[Extracted data entries]
▼▼▼
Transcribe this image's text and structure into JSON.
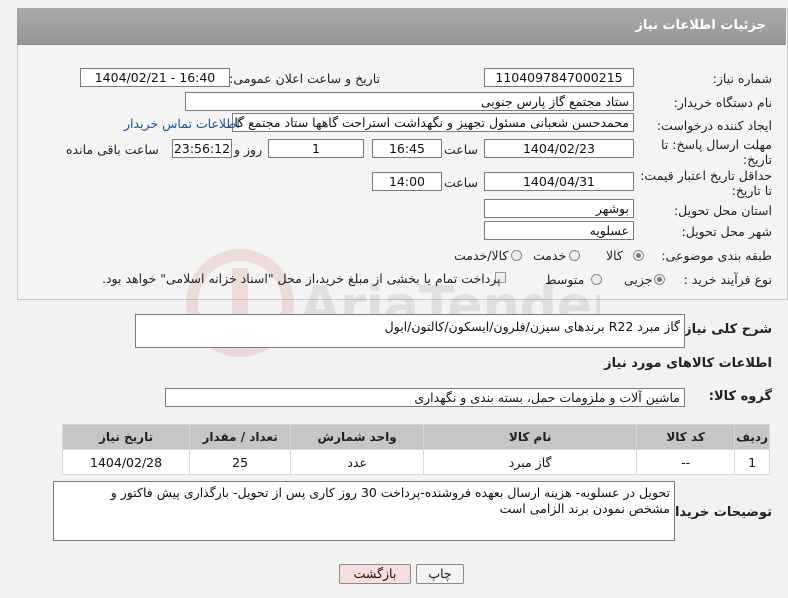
{
  "header": {
    "title": "جزئیات اطلاعات نیاز"
  },
  "fields": {
    "need_number_label": "شماره نیاز:",
    "need_number": "1104097847000215",
    "announce_label": "تاریخ و ساعت اعلان عمومی:",
    "announce_value": "1404/02/21 - 16:40",
    "buyer_org_label": "نام دستگاه خریدار:",
    "buyer_org": "ستاد مجتمع گاز پارس جنوبی",
    "creator_label": "ایجاد کننده درخواست:",
    "creator": "محمدحسن شعبانی مسئول تجهیز و نگهداشت استراحت گاهها ستاد مجتمع گا",
    "contact_link": "اطلاعات تماس خریدار",
    "deadline_label_1": "مهلت ارسال پاسخ: تا",
    "deadline_label_2": "تاریخ:",
    "deadline_date": "1404/02/23",
    "time_label": "ساعت",
    "deadline_time": "16:45",
    "days_value": "1",
    "days_label": "روز و",
    "remaining_value": "23:56:12",
    "remaining_label": "ساعت باقی مانده",
    "min_validity_label_1": "حداقل تاریخ اعتبار قیمت:",
    "min_validity_label_2": "تا تاریخ:",
    "validity_date": "1404/04/31",
    "validity_time": "14:00",
    "province_label": "استان محل تحویل:",
    "province": "بوشهر",
    "city_label": "شهر محل تحویل:",
    "city": "عسلویه",
    "category_label": "طبقه بندی موضوعی:",
    "category_options": [
      "کالا",
      "خدمت",
      "کالا/خدمت"
    ],
    "purchase_type_label": "نوع فرآیند خرید :",
    "purchase_options": [
      "جزیی",
      "متوسط"
    ],
    "payment_note": "پرداخت تمام یا بخشی از مبلغ خرید،از محل \"اسناد خزانه اسلامی\" خواهد بود."
  },
  "description": {
    "label": "شرح کلی نیاز:",
    "value": "گاز مبرد R22  برندهای سیزن/فلرون/ایسکون/کالتون/ایول"
  },
  "goods_section_title": "اطلاعات کالاهای مورد نیاز",
  "goods_group": {
    "label": "گروه کالا:",
    "value": "ماشین آلات و ملزومات حمل، بسته بندی و نگهداری"
  },
  "table": {
    "headers": [
      "ردیف",
      "کد کالا",
      "نام کالا",
      "واحد شمارش",
      "تعداد / مقدار",
      "تاریخ نیاز"
    ],
    "rows": [
      {
        "row": "1",
        "code": "--",
        "name": "گاز مبرد",
        "unit": "عدد",
        "qty": "25",
        "date": "1404/02/28"
      }
    ]
  },
  "buyer_notes": {
    "label": "توضیحات خریدار:",
    "value": "تحویل در عسلویه- هزینه ارسال بعهده فروشنده-پرداخت 30 روز کاری پس از تحویل- بارگذاری پیش فاکتور و مشخص نمودن برند الزامی است"
  },
  "buttons": {
    "print": "چاپ",
    "back": "بازگشت"
  },
  "watermark": "AriaTender.neT",
  "colors": {
    "header_bg": "#a3a3a3",
    "table_header_bg": "#c6c6c6",
    "link": "#1a4f9e",
    "back_btn_bg": "#f7dede"
  }
}
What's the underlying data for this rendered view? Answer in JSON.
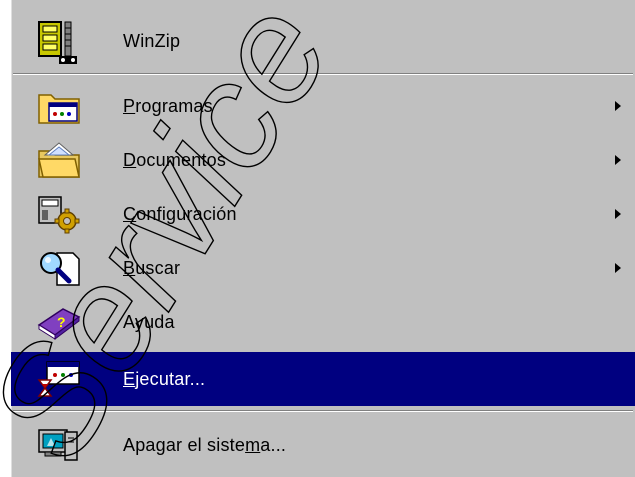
{
  "start_menu": {
    "items": [
      {
        "id": "winzip",
        "label": "WinZip",
        "mnemonic": "",
        "rest": "WinZip",
        "icon": "winzip-icon",
        "submenu": false
      },
      {
        "id": "programas",
        "label": "Programas",
        "mnemonic": "P",
        "rest": "rogramas",
        "icon": "programs-folder-icon",
        "submenu": true
      },
      {
        "id": "documentos",
        "label": "Documentos",
        "mnemonic": "D",
        "rest": "ocumentos",
        "icon": "documents-folder-icon",
        "submenu": true
      },
      {
        "id": "configuracion",
        "label": "Configuración",
        "mnemonic": "C",
        "rest": "onfiguración",
        "icon": "settings-icon",
        "submenu": true
      },
      {
        "id": "buscar",
        "label": "Buscar",
        "mnemonic": "B",
        "rest": "uscar",
        "icon": "find-icon",
        "submenu": true
      },
      {
        "id": "ayuda",
        "label": "Ayuda",
        "mnemonic": "",
        "rest": "Ayuda",
        "icon": "help-book-icon",
        "submenu": false
      },
      {
        "id": "ejecutar",
        "label": "Ejecutar...",
        "mnemonic": "E",
        "rest": "jecutar...",
        "icon": "run-icon",
        "submenu": false,
        "selected": true
      },
      {
        "id": "apagar",
        "label": "Apagar el sistema...",
        "pre": "Apagar el siste",
        "mnemonic": "m",
        "rest": "a...",
        "icon": "shutdown-icon",
        "submenu": false
      }
    ]
  },
  "watermark": {
    "text": "Service Ca"
  },
  "colors": {
    "menu_bg": "#c0c0c0",
    "highlight": "#000080",
    "highlight_text": "#ffffff"
  }
}
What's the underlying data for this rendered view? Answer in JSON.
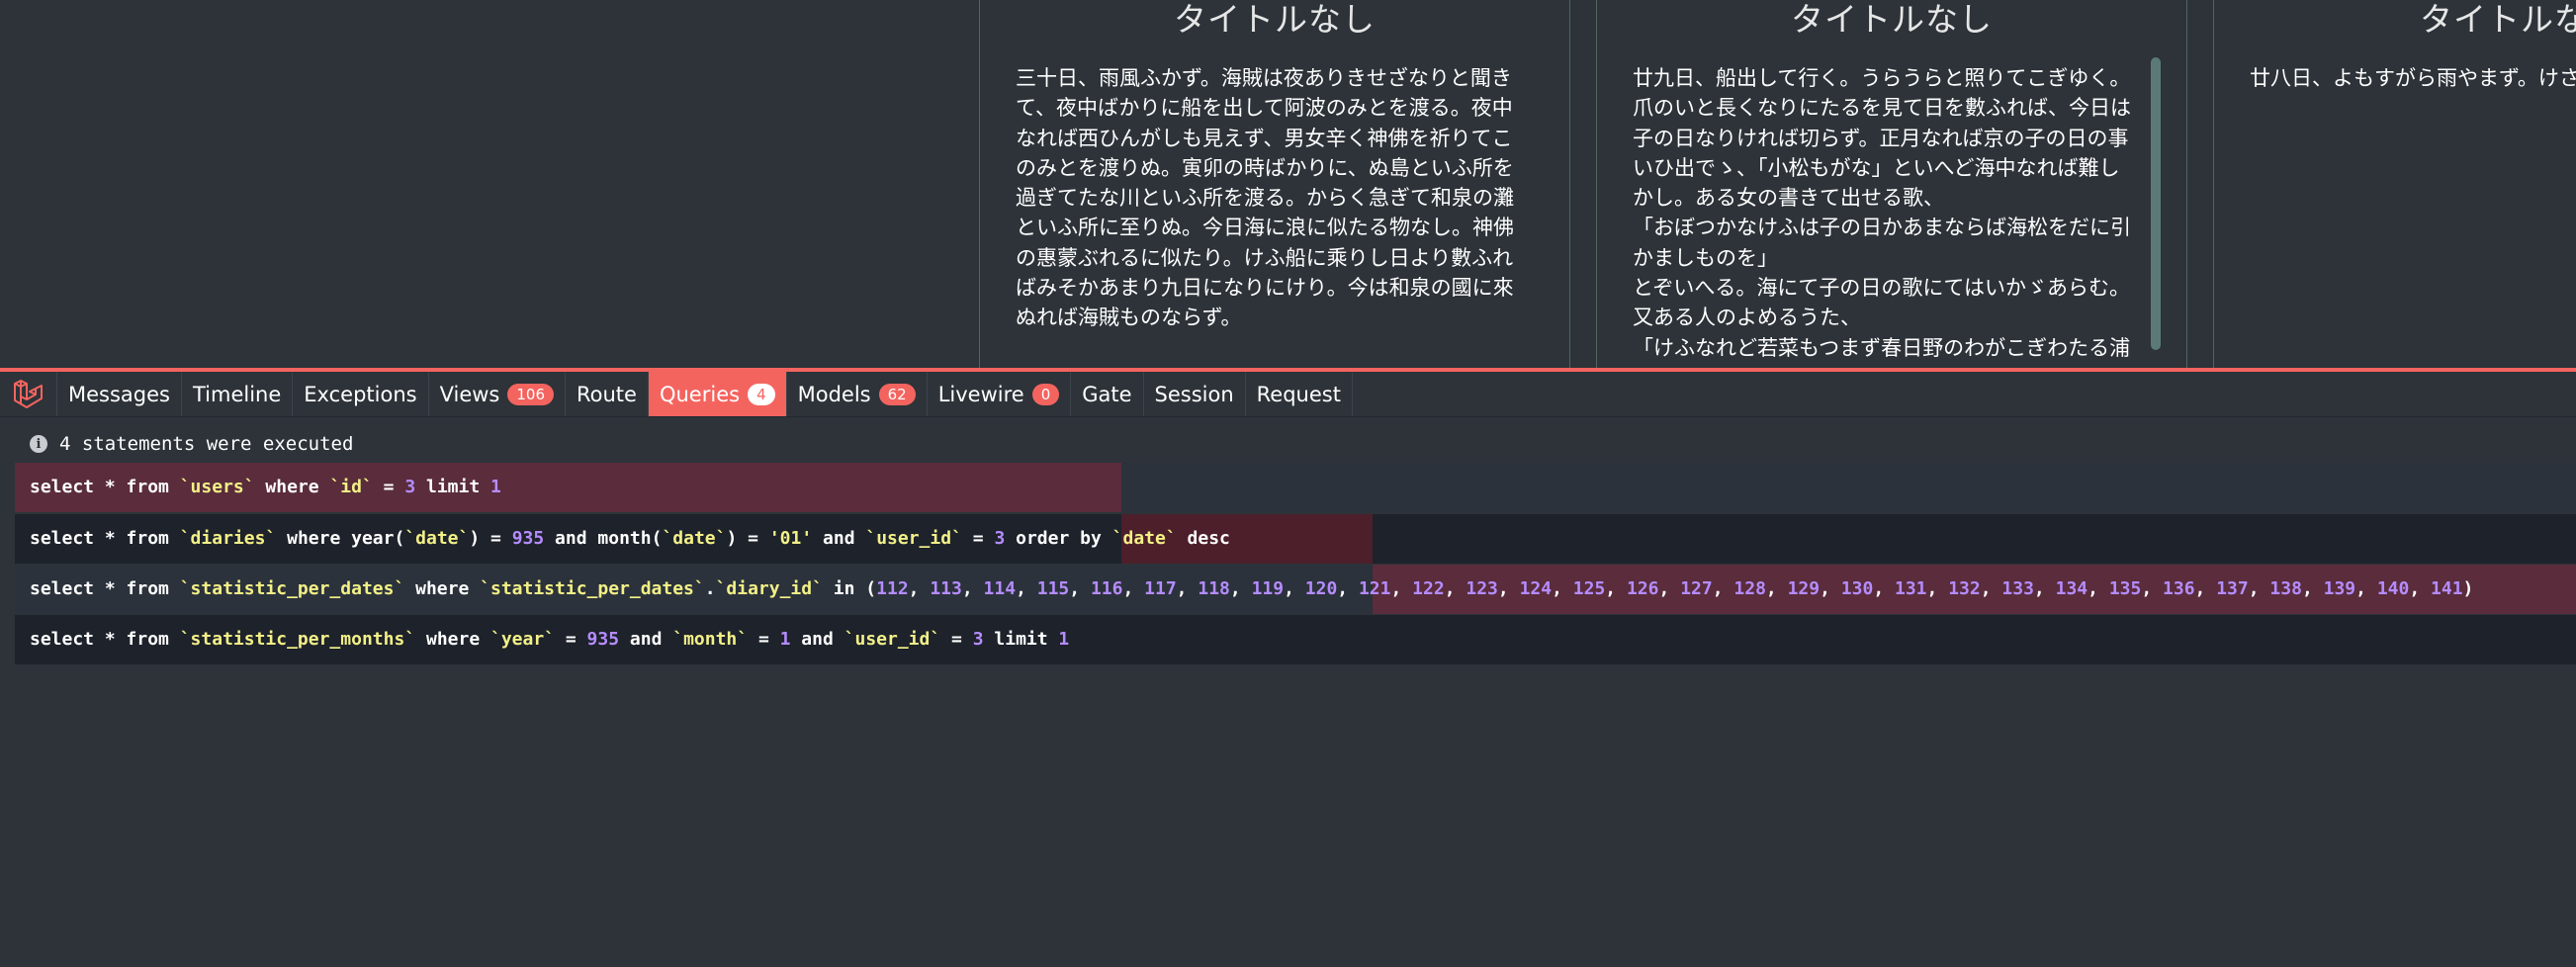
{
  "diary": {
    "cards": [
      {
        "title": "タイトルなし",
        "body": "三十日、雨風ふかず。海賊は夜ありきせざなりと聞きて、夜中ばかりに船を出して阿波のみとを渡る。夜中なれば西ひんがしも見えず、男女辛く神佛を祈りてこのみとを渡りぬ。寅卯の時ばかりに、ぬ島といふ所を過ぎてたな川といふ所を渡る。からく急ぎて和泉の灘といふ所に至りぬ。今日海に浪に似たる物なし。神佛の惠蒙ぶれるに似たり。けふ船に乘りし日より數ふればみそかあまり九日になりにけり。今は和泉の國に來ぬれば海賊ものならず。"
      },
      {
        "title": "タイトルなし",
        "body": "廿九日、船出して行く。うらうらと照りてこぎゆく。爪のいと長くなりにたるを見て日を數ふれば、今日は子の日なりければ切らず。正月なれば京の子の日の事いひ出でゝ、「小松もがな」といへど海中なれば難しかし。ある女の書きて出せる歌、\n「おぼつかなけふは子の日かあまならば海松をだに引かましものを」\nとぞいへる。海にて子の日の歌にてはいかゞあらむ。又ある人のよめるうた、\n「けふなれど若菜もつまず春日野のわがこぎわたる浦"
      },
      {
        "title": "タイトルなし",
        "body": "廿八日、よもすがら雨やまず。けさ"
      }
    ]
  },
  "debugbar": {
    "tabs": [
      {
        "label": "Messages"
      },
      {
        "label": "Timeline"
      },
      {
        "label": "Exceptions"
      },
      {
        "label": "Views",
        "badge": "106"
      },
      {
        "label": "Route"
      },
      {
        "label": "Queries",
        "badge": "4",
        "active": true
      },
      {
        "label": "Models",
        "badge": "62"
      },
      {
        "label": "Livewire",
        "badge": "0"
      },
      {
        "label": "Gate"
      },
      {
        "label": "Session"
      },
      {
        "label": "Request"
      }
    ],
    "status": "4 statements were executed",
    "queries": [
      {
        "timebar": {
          "start": 0.0,
          "duration": 0.432
        },
        "tokens": [
          [
            "kw",
            "select * from "
          ],
          [
            "tbl",
            "`users`"
          ],
          [
            "kw",
            " where "
          ],
          [
            "tbl",
            "`id`"
          ],
          [
            "kw",
            " = "
          ],
          [
            "num",
            "3"
          ],
          [
            "kw",
            " limit "
          ],
          [
            "num",
            "1"
          ]
        ]
      },
      {
        "timebar": {
          "start": 0.432,
          "duration": 0.098
        },
        "tokens": [
          [
            "kw",
            "select * from "
          ],
          [
            "tbl",
            "`diaries`"
          ],
          [
            "kw",
            " where year("
          ],
          [
            "tbl",
            "`date`"
          ],
          [
            "kw",
            ") = "
          ],
          [
            "num",
            "935"
          ],
          [
            "kw",
            " and month("
          ],
          [
            "tbl",
            "`date`"
          ],
          [
            "kw",
            ") = "
          ],
          [
            "str",
            "'01'"
          ],
          [
            "kw",
            " and "
          ],
          [
            "tbl",
            "`user_id`"
          ],
          [
            "kw",
            " = "
          ],
          [
            "num",
            "3"
          ],
          [
            "kw",
            " order by "
          ],
          [
            "tbl",
            "`date`"
          ],
          [
            "kw",
            " desc"
          ]
        ]
      },
      {
        "timebar": {
          "start": 0.53,
          "duration": 0.47
        },
        "tokens": [
          [
            "kw",
            "select * from "
          ],
          [
            "tbl",
            "`statistic_per_dates`"
          ],
          [
            "kw",
            " where "
          ],
          [
            "tbl",
            "`statistic_per_dates`"
          ],
          [
            "kw",
            "."
          ],
          [
            "tbl",
            "`diary_id`"
          ],
          [
            "kw",
            " in ("
          ],
          [
            "num",
            "112"
          ],
          [
            "kw",
            ", "
          ],
          [
            "num",
            "113"
          ],
          [
            "kw",
            ", "
          ],
          [
            "num",
            "114"
          ],
          [
            "kw",
            ", "
          ],
          [
            "num",
            "115"
          ],
          [
            "kw",
            ", "
          ],
          [
            "num",
            "116"
          ],
          [
            "kw",
            ", "
          ],
          [
            "num",
            "117"
          ],
          [
            "kw",
            ", "
          ],
          [
            "num",
            "118"
          ],
          [
            "kw",
            ", "
          ],
          [
            "num",
            "119"
          ],
          [
            "kw",
            ", "
          ],
          [
            "num",
            "120"
          ],
          [
            "kw",
            ", "
          ],
          [
            "num",
            "121"
          ],
          [
            "kw",
            ", "
          ],
          [
            "num",
            "122"
          ],
          [
            "kw",
            ", "
          ],
          [
            "num",
            "123"
          ],
          [
            "kw",
            ", "
          ],
          [
            "num",
            "124"
          ],
          [
            "kw",
            ", "
          ],
          [
            "num",
            "125"
          ],
          [
            "kw",
            ", "
          ],
          [
            "num",
            "126"
          ],
          [
            "kw",
            ", "
          ],
          [
            "num",
            "127"
          ],
          [
            "kw",
            ", "
          ],
          [
            "num",
            "128"
          ],
          [
            "kw",
            ", "
          ],
          [
            "num",
            "129"
          ],
          [
            "kw",
            ", "
          ],
          [
            "num",
            "130"
          ],
          [
            "kw",
            ", "
          ],
          [
            "num",
            "131"
          ],
          [
            "kw",
            ", "
          ],
          [
            "num",
            "132"
          ],
          [
            "kw",
            ", "
          ],
          [
            "num",
            "133"
          ],
          [
            "kw",
            ", "
          ],
          [
            "num",
            "134"
          ],
          [
            "kw",
            ", "
          ],
          [
            "num",
            "135"
          ],
          [
            "kw",
            ", "
          ],
          [
            "num",
            "136"
          ],
          [
            "kw",
            ", "
          ],
          [
            "num",
            "137"
          ],
          [
            "kw",
            ", "
          ],
          [
            "num",
            "138"
          ],
          [
            "kw",
            ", "
          ],
          [
            "num",
            "139"
          ],
          [
            "kw",
            ", "
          ],
          [
            "num",
            "140"
          ],
          [
            "kw",
            ", "
          ],
          [
            "num",
            "141"
          ],
          [
            "kw",
            ")"
          ]
        ]
      },
      {
        "timebar": null,
        "tokens": [
          [
            "kw",
            "select * from "
          ],
          [
            "tbl",
            "`statistic_per_months`"
          ],
          [
            "kw",
            " where "
          ],
          [
            "tbl",
            "`year`"
          ],
          [
            "kw",
            " = "
          ],
          [
            "num",
            "935"
          ],
          [
            "kw",
            " and "
          ],
          [
            "tbl",
            "`month`"
          ],
          [
            "kw",
            " = "
          ],
          [
            "num",
            "1"
          ],
          [
            "kw",
            " and "
          ],
          [
            "tbl",
            "`user_id`"
          ],
          [
            "kw",
            " = "
          ],
          [
            "num",
            "3"
          ],
          [
            "kw",
            " limit "
          ],
          [
            "num",
            "1"
          ]
        ]
      }
    ],
    "colors": {
      "accent": "#f4645f",
      "timebar": "#5a2c3c",
      "timebar_alt": "#4c1f2a"
    }
  }
}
▲▲▲
What needs to be done »
The word "rest" appears in how many lines of the data? Answer with only the number.

Response to the exercise »
8